_WHAT YOU ARE ASKED TO DO_:
Copy the data that follows exactly. Include no pictures.

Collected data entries
- - - -
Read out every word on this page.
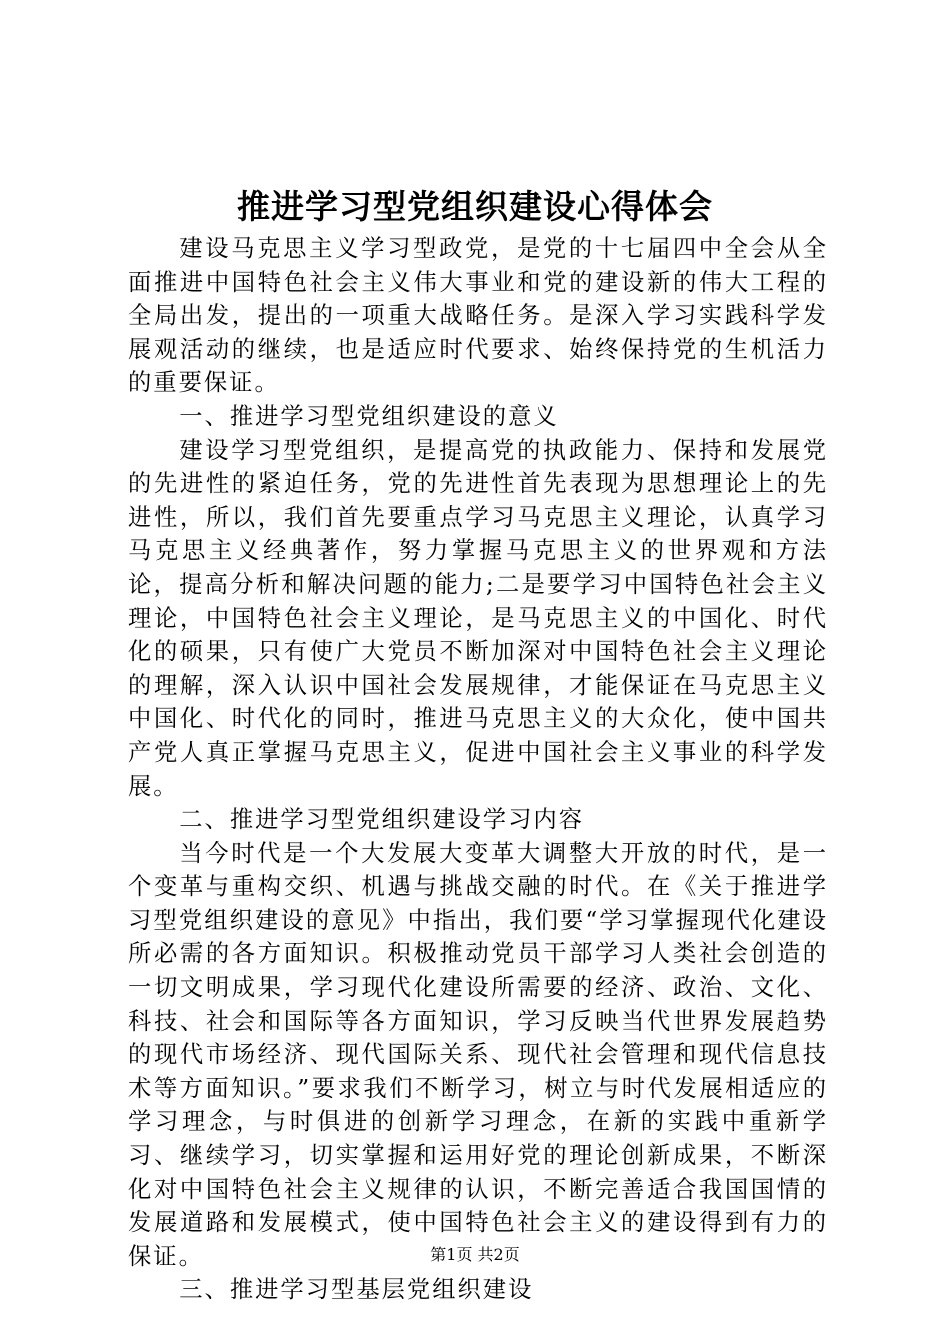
推进学习型党组织建设心得体会

建设马克思主义学习型政党，是党的十七届四中全会从全面推进中国特色社会主义伟大事业和党的建设新的伟大工程的全局出发，提出的一项重大战略任务。是深入学习实践科学发展观活动的继续，也是适应时代要求、始终保持党的生机活力的重要保证。

一、推进学习型党组织建设的意义

建设学习型党组织，是提高党的执政能力、保持和发展党的先进性的紧迫任务，党的先进性首先表现为思想理论上的先进性，所以，我们首先要重点学习马克思主义理论，认真学习马克思主义经典著作，努力掌握马克思主义的世界观和方法论，提高分析和解决问题的能力;二是要学习中国特色社会主义理论，中国特色社会主义理论，是马克思主义的中国化、时代化的硕果，只有使广大党员不断加深对中国特色社会主义理论的理解，深入认识中国社会发展规律，才能保证在马克思主义中国化、时代化的同时，推进马克思主义的大众化，使中国共产党人真正掌握马克思主义，促进中国社会主义事业的科学发展。

二、推进学习型党组织建设学习内容

当今时代是一个大发展大变革大调整大开放的时代，是一个变革与重构交织、机遇与挑战交融的时代。在《关于推进学习型党组织建设的意见》中指出，我们要“学习掌握现代化建设所必需的各方面知识。积极推动党员干部学习人类社会创造的一切文明成果，学习现代化建设所需要的经济、政治、文化、科技、社会和国际等各方面知识，学习反映当代世界发展趋势的现代市场经济、现代国际关系、现代社会管理和现代信息技术等方面知识。”要求我们不断学习，树立与时代发展相适应的学习理念，与时俱进的创新学习理念，在新的实践中重新学习、继续学习，切实掌握和运用好党的理论创新成果，不断深化对中国特色社会主义规律的认识，不断完善适合我国国情的发展道路和发展模式，使中国特色社会主义的建设得到有力的保证。

三、推进学习型基层党组织建设

第1页 共2页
- - - -
_SOLVED PROBLEM_:
Read out every word on this page.
推进学习型党组织建设心得体会

建设马克思主义学习型政党，是党的十七届四中全会从全面推进中国特色社会主义伟大事业和党的建设新的伟大工程的全局出发，提出的一项重大战略任务。是深入学习实践科学发展观活动的继续，也是适应时代要求、始终保持党的生机活力的重要保证。

一、推进学习型党组织建设的意义

建设学习型党组织，是提高党的执政能力、保持和发展党的先进性的紧迫任务，党的先进性首先表现为思想理论上的先进性，所以，我们首先要重点学习马克思主义理论，认真学习马克思主义经典著作，努力掌握马克思主义的世界观和方法论，提高分析和解决问题的能力;二是要学习中国特色社会主义理论，中国特色社会主义理论，是马克思主义的中国化、时代化的硕果，只有使广大党员不断加深对中国特色社会主义理论的理解，深入认识中国社会发展规律，才能保证在马克思主义中国化、时代化的同时，推进马克思主义的大众化，使中国共产党人真正掌握马克思主义，促进中国社会主义事业的科学发展。

二、推进学习型党组织建设学习内容

当今时代是一个大发展大变革大调整大开放的时代，是一个变革与重构交织、机遇与挑战交融的时代。在《关于推进学习型党组织建设的意见》中指出，我们要“学习掌握现代化建设所必需的各方面知识。积极推动党员干部学习人类社会创造的一切文明成果，学习现代化建设所需要的经济、政治、文化、科技、社会和国际等各方面知识，学习反映当代世界发展趋势的现代市场经济、现代国际关系、现代社会管理和现代信息技术等方面知识。”要求我们不断学习，树立与时代发展相适应的学习理念，与时俱进的创新学习理念，在新的实践中重新学习、继续学习，切实掌握和运用好党的理论创新成果，不断深化对中国特色社会主义规律的认识，不断完善适合我国国情的发展道路和发展模式，使中国特色社会主义的建设得到有力的保证。

三、推进学习型基层党组织建设

第1页 共2页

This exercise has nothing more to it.